Start

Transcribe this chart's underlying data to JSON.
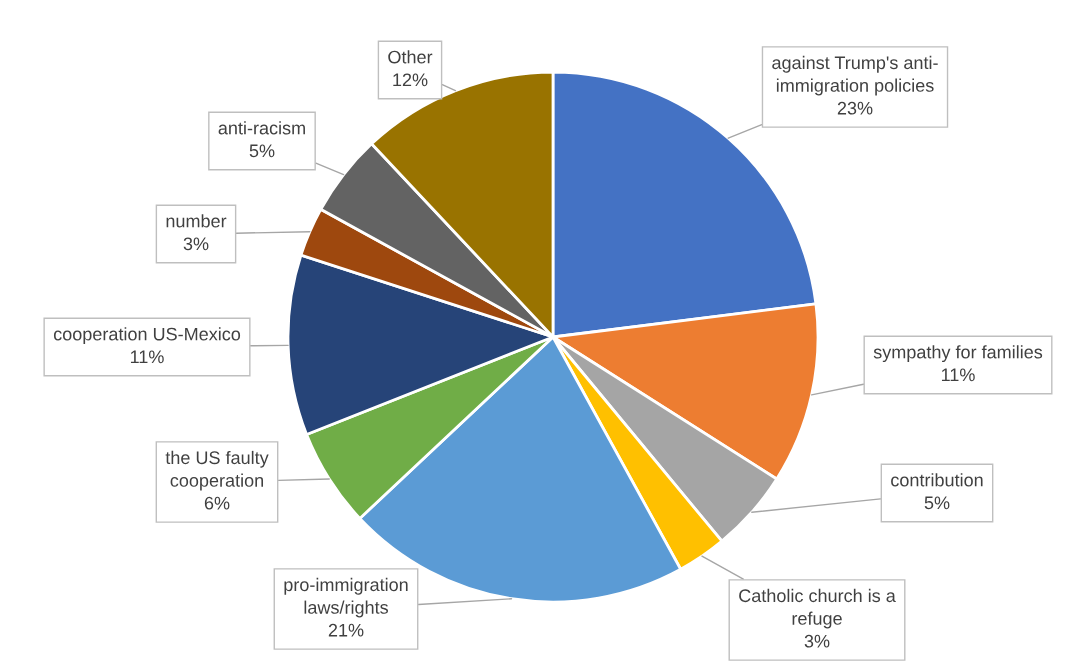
{
  "chart_data": {
    "type": "pie",
    "categories": [
      "against Trump's anti-\nimmigration policies",
      "sympathy for families",
      "contribution",
      "Catholic church is a\nrefuge",
      "pro-immigration\nlaws/rights",
      "the US faulty\ncooperation",
      "cooperation US-Mexico",
      "number",
      "anti-racism",
      "Other"
    ],
    "values": [
      23,
      11,
      5,
      3,
      21,
      6,
      11,
      3,
      5,
      12
    ],
    "colors": [
      "#4472c4",
      "#ed7d31",
      "#a5a5a5",
      "#ffc000",
      "#5b9bd5",
      "#70ad47",
      "#264478",
      "#9e480e",
      "#636363",
      "#997300"
    ],
    "value_labels": [
      "23%",
      "11%",
      "5%",
      "3%",
      "21%",
      "6%",
      "11%",
      "3%",
      "5%",
      "12%"
    ]
  }
}
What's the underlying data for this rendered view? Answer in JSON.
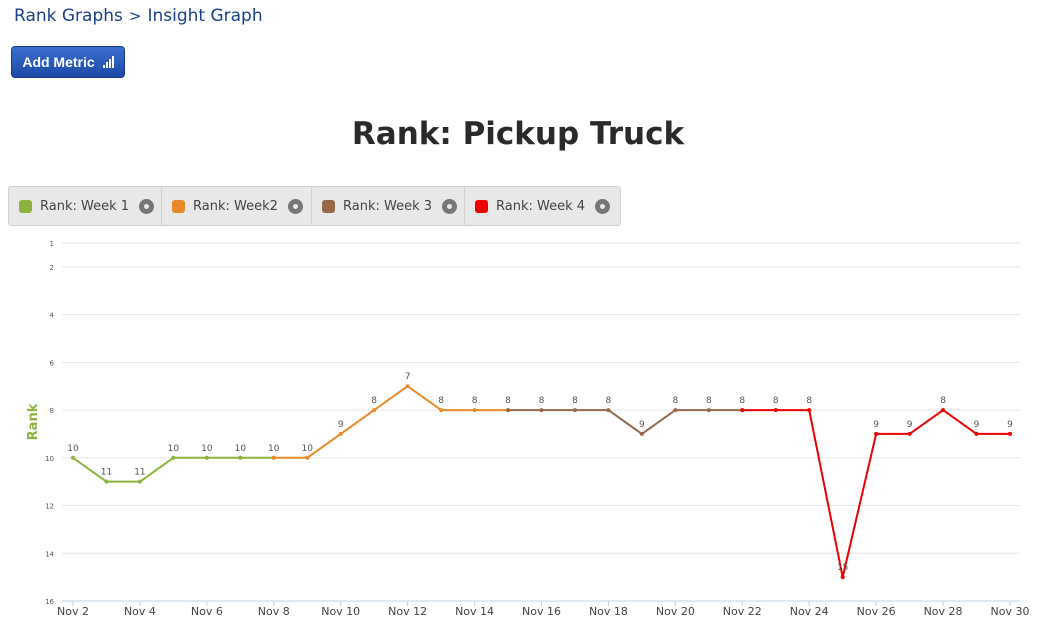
{
  "breadcrumb": {
    "parent": "Rank Graphs",
    "separator": ">",
    "current": "Insight Graph"
  },
  "toolbar": {
    "add_metric_label": "Add Metric"
  },
  "chart_data": {
    "type": "line",
    "title": "Rank: Pickup Truck",
    "xlabel": "",
    "ylabel": "Rank",
    "y_inverted": true,
    "ylim": [
      1,
      16
    ],
    "yticks": [
      1,
      2,
      4,
      6,
      8,
      10,
      12,
      14,
      16
    ],
    "x": [
      "Nov 2",
      "Nov 3",
      "Nov 4",
      "Nov 5",
      "Nov 6",
      "Nov 7",
      "Nov 8",
      "Nov 9",
      "Nov 10",
      "Nov 11",
      "Nov 12",
      "Nov 13",
      "Nov 14",
      "Nov 15",
      "Nov 16",
      "Nov 17",
      "Nov 18",
      "Nov 19",
      "Nov 20",
      "Nov 21",
      "Nov 22",
      "Nov 23",
      "Nov 24",
      "Nov 25",
      "Nov 26",
      "Nov 27",
      "Nov 28",
      "Nov 29",
      "Nov 30"
    ],
    "xtick_labels": [
      "Nov 2",
      "Nov 4",
      "Nov 6",
      "Nov 8",
      "Nov 10",
      "Nov 12",
      "Nov 14",
      "Nov 16",
      "Nov 18",
      "Nov 20",
      "Nov 22",
      "Nov 24",
      "Nov 26",
      "Nov 28",
      "Nov 30"
    ],
    "grid": true,
    "legend_position": "top-left",
    "series": [
      {
        "name": "Rank: Week 1",
        "color": "#8bb33e",
        "x": [
          "Nov 2",
          "Nov 3",
          "Nov 4",
          "Nov 5",
          "Nov 6",
          "Nov 7",
          "Nov 8"
        ],
        "values": [
          10,
          11,
          11,
          10,
          10,
          10,
          10
        ]
      },
      {
        "name": "Rank: Week2",
        "color": "#e8892a",
        "x": [
          "Nov 8",
          "Nov 9",
          "Nov 10",
          "Nov 11",
          "Nov 12",
          "Nov 13",
          "Nov 14",
          "Nov 15"
        ],
        "values": [
          10,
          10,
          9,
          8,
          7,
          8,
          8,
          8
        ]
      },
      {
        "name": "Rank: Week 3",
        "color": "#96684a",
        "x": [
          "Nov 15",
          "Nov 16",
          "Nov 17",
          "Nov 18",
          "Nov 19",
          "Nov 20",
          "Nov 21",
          "Nov 22"
        ],
        "values": [
          8,
          8,
          8,
          8,
          9,
          8,
          8,
          8
        ]
      },
      {
        "name": "Rank: Week 4",
        "color": "#ee0000",
        "x": [
          "Nov 22",
          "Nov 23",
          "Nov 24",
          "Nov 25",
          "Nov 26",
          "Nov 27",
          "Nov 28",
          "Nov 29",
          "Nov 30"
        ],
        "values": [
          8,
          8,
          8,
          15,
          9,
          9,
          8,
          9,
          9
        ]
      }
    ],
    "data_labels": [
      10,
      11,
      11,
      10,
      10,
      10,
      10,
      10,
      9,
      8,
      7,
      8,
      8,
      8,
      8,
      8,
      8,
      9,
      8,
      8,
      8,
      8,
      8,
      15,
      9,
      9,
      8,
      9,
      9
    ]
  }
}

End

To do:
Copy every record above exactly, leaving out any pictures.

Answer to the task:
Transcribe this chart's underlying data to JSON.
{
  "chart_data": {
    "type": "pie",
    "categories": [
      "against Trump's anti-\nimmigration policies",
      "sympathy for families",
      "contribution",
      "Catholic church is a\nrefuge",
      "pro-immigration\nlaws/rights",
      "the US faulty\ncooperation",
      "cooperation US-Mexico",
      "number",
      "anti-racism",
      "Other"
    ],
    "values": [
      23,
      11,
      5,
      3,
      21,
      6,
      11,
      3,
      5,
      12
    ],
    "colors": [
      "#4472c4",
      "#ed7d31",
      "#a5a5a5",
      "#ffc000",
      "#5b9bd5",
      "#70ad47",
      "#264478",
      "#9e480e",
      "#636363",
      "#997300"
    ],
    "value_labels": [
      "23%",
      "11%",
      "5%",
      "3%",
      "21%",
      "6%",
      "11%",
      "3%",
      "5%",
      "12%"
    ]
  }
}
What's the underlying data for this rendered view? Answer in JSON.
{
  "breadcrumb": {
    "parent": "Rank Graphs",
    "separator": ">",
    "current": "Insight Graph"
  },
  "toolbar": {
    "add_metric_label": "Add Metric"
  },
  "chart_data": {
    "type": "line",
    "title": "Rank: Pickup Truck",
    "xlabel": "",
    "ylabel": "Rank",
    "y_inverted": true,
    "ylim": [
      1,
      16
    ],
    "yticks": [
      1,
      2,
      4,
      6,
      8,
      10,
      12,
      14,
      16
    ],
    "x": [
      "Nov 2",
      "Nov 3",
      "Nov 4",
      "Nov 5",
      "Nov 6",
      "Nov 7",
      "Nov 8",
      "Nov 9",
      "Nov 10",
      "Nov 11",
      "Nov 12",
      "Nov 13",
      "Nov 14",
      "Nov 15",
      "Nov 16",
      "Nov 17",
      "Nov 18",
      "Nov 19",
      "Nov 20",
      "Nov 21",
      "Nov 22",
      "Nov 23",
      "Nov 24",
      "Nov 25",
      "Nov 26",
      "Nov 27",
      "Nov 28",
      "Nov 29",
      "Nov 30"
    ],
    "xtick_labels": [
      "Nov 2",
      "Nov 4",
      "Nov 6",
      "Nov 8",
      "Nov 10",
      "Nov 12",
      "Nov 14",
      "Nov 16",
      "Nov 18",
      "Nov 20",
      "Nov 22",
      "Nov 24",
      "Nov 26",
      "Nov 28",
      "Nov 30"
    ],
    "grid": true,
    "legend_position": "top-left",
    "series": [
      {
        "name": "Rank: Week 1",
        "color": "#8bb33e",
        "x": [
          "Nov 2",
          "Nov 3",
          "Nov 4",
          "Nov 5",
          "Nov 6",
          "Nov 7",
          "Nov 8"
        ],
        "values": [
          10,
          11,
          11,
          10,
          10,
          10,
          10
        ]
      },
      {
        "name": "Rank: Week2",
        "color": "#e8892a",
        "x": [
          "Nov 8",
          "Nov 9",
          "Nov 10",
          "Nov 11",
          "Nov 12",
          "Nov 13",
          "Nov 14",
          "Nov 15"
        ],
        "values": [
          10,
          10,
          9,
          8,
          7,
          8,
          8,
          8
        ]
      },
      {
        "name": "Rank: Week 3",
        "color": "#96684a",
        "x": [
          "Nov 15",
          "Nov 16",
          "Nov 17",
          "Nov 18",
          "Nov 19",
          "Nov 20",
          "Nov 21",
          "Nov 22"
        ],
        "values": [
          8,
          8,
          8,
          8,
          9,
          8,
          8,
          8
        ]
      },
      {
        "name": "Rank: Week 4",
        "color": "#ee0000",
        "x": [
          "Nov 22",
          "Nov 23",
          "Nov 24",
          "Nov 25",
          "Nov 26",
          "Nov 27",
          "Nov 28",
          "Nov 29",
          "Nov 30"
        ],
        "values": [
          8,
          8,
          8,
          15,
          9,
          9,
          8,
          9,
          9
        ]
      }
    ],
    "data_labels": [
      10,
      11,
      11,
      10,
      10,
      10,
      10,
      10,
      9,
      8,
      7,
      8,
      8,
      8,
      8,
      8,
      8,
      9,
      8,
      8,
      8,
      8,
      8,
      15,
      9,
      9,
      8,
      9,
      9
    ]
  }
}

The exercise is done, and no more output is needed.